Aim of the task - Without the pictures, give the entries below again exactly as written.

The records -
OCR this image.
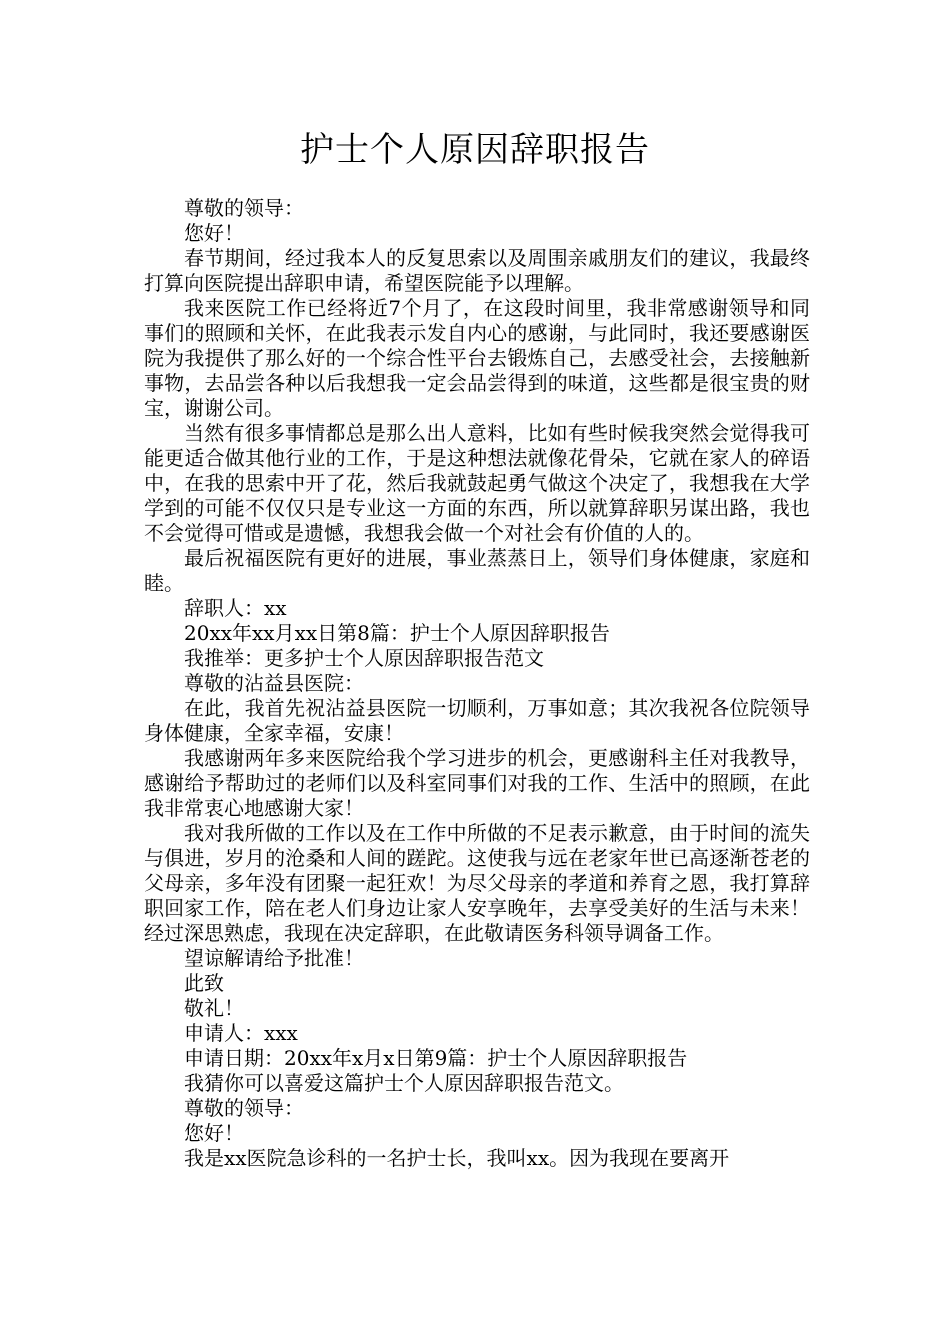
护士个人原因辞职报告

尊敬的领导：

您好！

春节期间，经过我本人的反复思索以及周围亲戚朋友们的建议，我最终打算向医院提出辞职申请，希望医院能予以理解。

我来医院工作已经将近7个月了，在这段时间里，我非常感谢领导和同事们的照顾和关怀，在此我表示发自内心的感谢，与此同时，我还要感谢医院为我提供了那么好的一个综合性平台去锻炼自己，去感受社会，去接触新事物，去品尝各种以后我想我一定会品尝得到的味道，这些都是很宝贵的财宝，谢谢公司。

当然有很多事情都总是那么出人意料，比如有些时候我突然会觉得我可能更适合做其他行业的工作，于是这种想法就像花骨朵，它就在家人的碎语中，在我的思索中开了花，然后我就鼓起勇气做这个决定了，我想我在大学学到的可能不仅仅只是专业这一方面的东西，所以就算辞职另谋出路，我也不会觉得可惜或是遗憾，我想我会做一个对社会有价值的人的。

最后祝福医院有更好的进展，事业蒸蒸日上，领导们身体健康，家庭和睦。

辞职人：xx

20xx年xx月xx日第8篇：护士个人原因辞职报告

我推举：更多护士个人原因辞职报告范文

尊敬的沾益县医院：

在此，我首先祝沾益县医院一切顺利，万事如意；其次我祝各位院领导身体健康，全家幸福，安康！

我感谢两年多来医院给我个学习进步的机会，更感谢科主任对我教导，感谢给予帮助过的老师们以及科室同事们对我的工作、生活中的照顾，在此我非常衷心地感谢大家！

我对我所做的工作以及在工作中所做的不足表示歉意，由于时间的流失与俱进，岁月的沧桑和人间的蹉跎。这使我与远在老家年世已高逐渐苍老的父母亲，多年没有团聚一起狂欢！为尽父母亲的孝道和养育之恩，我打算辞职回家工作，陪在老人们身边让家人安享晚年，去享受美好的生活与未来！经过深思熟虑，我现在决定辞职，在此敬请医务科领导调备工作。

望谅解请给予批准！

此致

敬礼！

申请人：xxx

申请日期：20xx年x月x日第9篇：护士个人原因辞职报告

我猜你可以喜爱这篇护士个人原因辞职报告范文。

尊敬的领导：

您好！

我是xx医院急诊科的一名护士长，我叫xx。因为我现在要离开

Answer to the problem -
OCR this image.
护士个人原因辞职报告

尊敬的领导：

您好！

春节期间，经过我本人的反复思索以及周围亲戚朋友们的建议，我最终打算向医院提出辞职申请，希望医院能予以理解。

我来医院工作已经将近7个月了，在这段时间里，我非常感谢领导和同事们的照顾和关怀，在此我表示发自内心的感谢，与此同时，我还要感谢医院为我提供了那么好的一个综合性平台去锻炼自己，去感受社会，去接触新事物，去品尝各种以后我想我一定会品尝得到的味道，这些都是很宝贵的财宝，谢谢公司。

当然有很多事情都总是那么出人意料，比如有些时候我突然会觉得我可能更适合做其他行业的工作，于是这种想法就像花骨朵，它就在家人的碎语中，在我的思索中开了花，然后我就鼓起勇气做这个决定了，我想我在大学学到的可能不仅仅只是专业这一方面的东西，所以就算辞职另谋出路，我也不会觉得可惜或是遗憾，我想我会做一个对社会有价值的人的。

最后祝福医院有更好的进展，事业蒸蒸日上，领导们身体健康，家庭和睦。

辞职人：xx

20xx年xx月xx日第8篇：护士个人原因辞职报告

我推举：更多护士个人原因辞职报告范文

尊敬的沾益县医院：

在此，我首先祝沾益县医院一切顺利，万事如意；其次我祝各位院领导身体健康，全家幸福，安康！

我感谢两年多来医院给我个学习进步的机会，更感谢科主任对我教导，感谢给予帮助过的老师们以及科室同事们对我的工作、生活中的照顾，在此我非常衷心地感谢大家！

我对我所做的工作以及在工作中所做的不足表示歉意，由于时间的流失与俱进，岁月的沧桑和人间的蹉跎。这使我与远在老家年世已高逐渐苍老的父母亲，多年没有团聚一起狂欢！为尽父母亲的孝道和养育之恩，我打算辞职回家工作，陪在老人们身边让家人安享晚年，去享受美好的生活与未来！经过深思熟虑，我现在决定辞职，在此敬请医务科领导调备工作。

望谅解请给予批准！

此致

敬礼！

申请人：xxx

申请日期：20xx年x月x日第9篇：护士个人原因辞职报告

我猜你可以喜爱这篇护士个人原因辞职报告范文。

尊敬的领导：

您好！

我是xx医院急诊科的一名护士长，我叫xx。因为我现在要离开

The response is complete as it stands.